» DIRECTIONS FOR THIS TASK
Filter this material down to the lines that hold "loaded", copying each one.

» STORED DATA
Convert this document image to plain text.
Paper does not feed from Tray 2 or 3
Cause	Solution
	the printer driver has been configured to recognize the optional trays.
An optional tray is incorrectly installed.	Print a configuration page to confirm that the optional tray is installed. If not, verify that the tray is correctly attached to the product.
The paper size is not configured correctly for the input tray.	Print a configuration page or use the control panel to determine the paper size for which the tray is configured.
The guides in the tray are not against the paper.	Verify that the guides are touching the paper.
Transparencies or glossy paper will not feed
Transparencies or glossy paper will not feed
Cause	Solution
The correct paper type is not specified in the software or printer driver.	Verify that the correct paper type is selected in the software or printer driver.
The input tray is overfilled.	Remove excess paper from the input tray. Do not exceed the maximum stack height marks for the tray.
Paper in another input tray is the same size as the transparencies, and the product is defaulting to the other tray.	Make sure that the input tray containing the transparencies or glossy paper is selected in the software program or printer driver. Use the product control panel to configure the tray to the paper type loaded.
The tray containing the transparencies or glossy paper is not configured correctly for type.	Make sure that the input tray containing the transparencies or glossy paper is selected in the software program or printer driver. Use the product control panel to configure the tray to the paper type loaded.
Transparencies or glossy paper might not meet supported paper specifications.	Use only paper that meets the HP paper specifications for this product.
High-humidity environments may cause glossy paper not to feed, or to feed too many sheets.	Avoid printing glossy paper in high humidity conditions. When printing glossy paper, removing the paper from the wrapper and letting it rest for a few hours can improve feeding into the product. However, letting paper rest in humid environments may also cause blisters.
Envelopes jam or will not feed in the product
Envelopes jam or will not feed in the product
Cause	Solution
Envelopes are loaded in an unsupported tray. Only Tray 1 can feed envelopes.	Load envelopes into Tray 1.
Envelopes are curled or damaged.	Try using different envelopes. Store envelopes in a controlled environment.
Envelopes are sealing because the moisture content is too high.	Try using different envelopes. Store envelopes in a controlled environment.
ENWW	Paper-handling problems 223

---

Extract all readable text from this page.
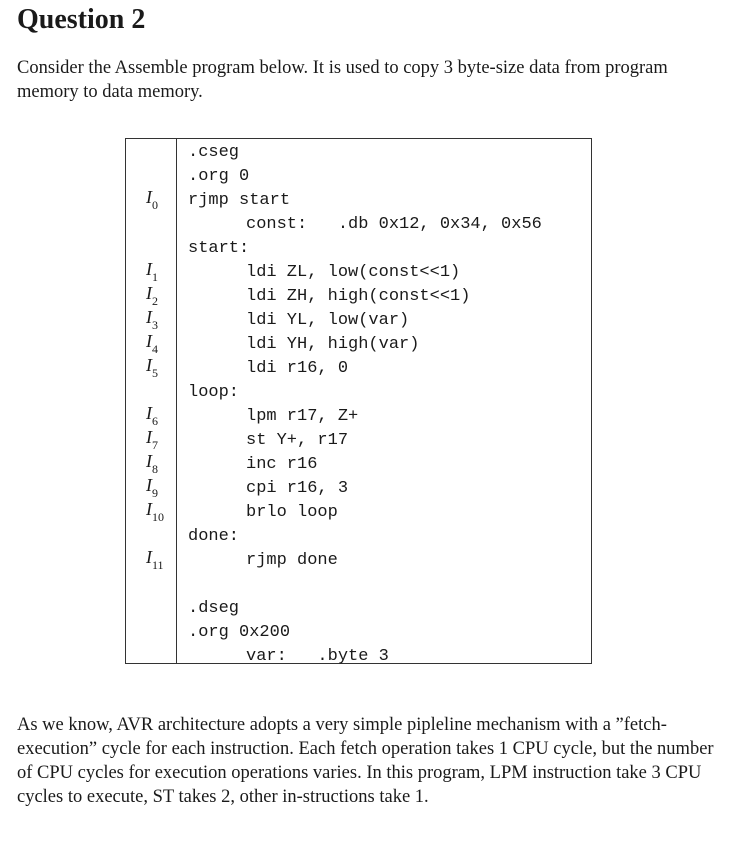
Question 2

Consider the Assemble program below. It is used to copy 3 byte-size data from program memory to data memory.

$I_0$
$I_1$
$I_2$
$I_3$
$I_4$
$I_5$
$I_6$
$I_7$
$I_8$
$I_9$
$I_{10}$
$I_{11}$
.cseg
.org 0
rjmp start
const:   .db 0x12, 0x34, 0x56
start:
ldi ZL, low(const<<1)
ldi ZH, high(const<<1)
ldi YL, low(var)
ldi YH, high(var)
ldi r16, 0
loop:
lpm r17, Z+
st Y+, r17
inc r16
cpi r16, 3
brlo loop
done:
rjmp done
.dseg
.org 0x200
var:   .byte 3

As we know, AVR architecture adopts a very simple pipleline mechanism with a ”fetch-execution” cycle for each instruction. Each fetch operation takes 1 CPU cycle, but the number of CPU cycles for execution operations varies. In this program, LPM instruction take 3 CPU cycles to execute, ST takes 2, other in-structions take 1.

» EXERCISE RESULT
Paper in another input tray is the same size as the transparencies, and the product is defaulting to the other tray.	Make sure that the input tray containing the transparencies or glossy paper is selected in the software program or printer driver. Use the product control panel to configure the tray to the paper type loaded.
The tray containing the transparencies or glossy paper is not configured correctly for type.	Make sure that the input tray containing the transparencies or glossy paper is selected in the software program or printer driver. Use the product control panel to configure the tray to the paper type loaded.
Envelopes are loaded in an unsupported tray. Only Tray 1 can feed envelopes.	Load envelopes into Tray 1.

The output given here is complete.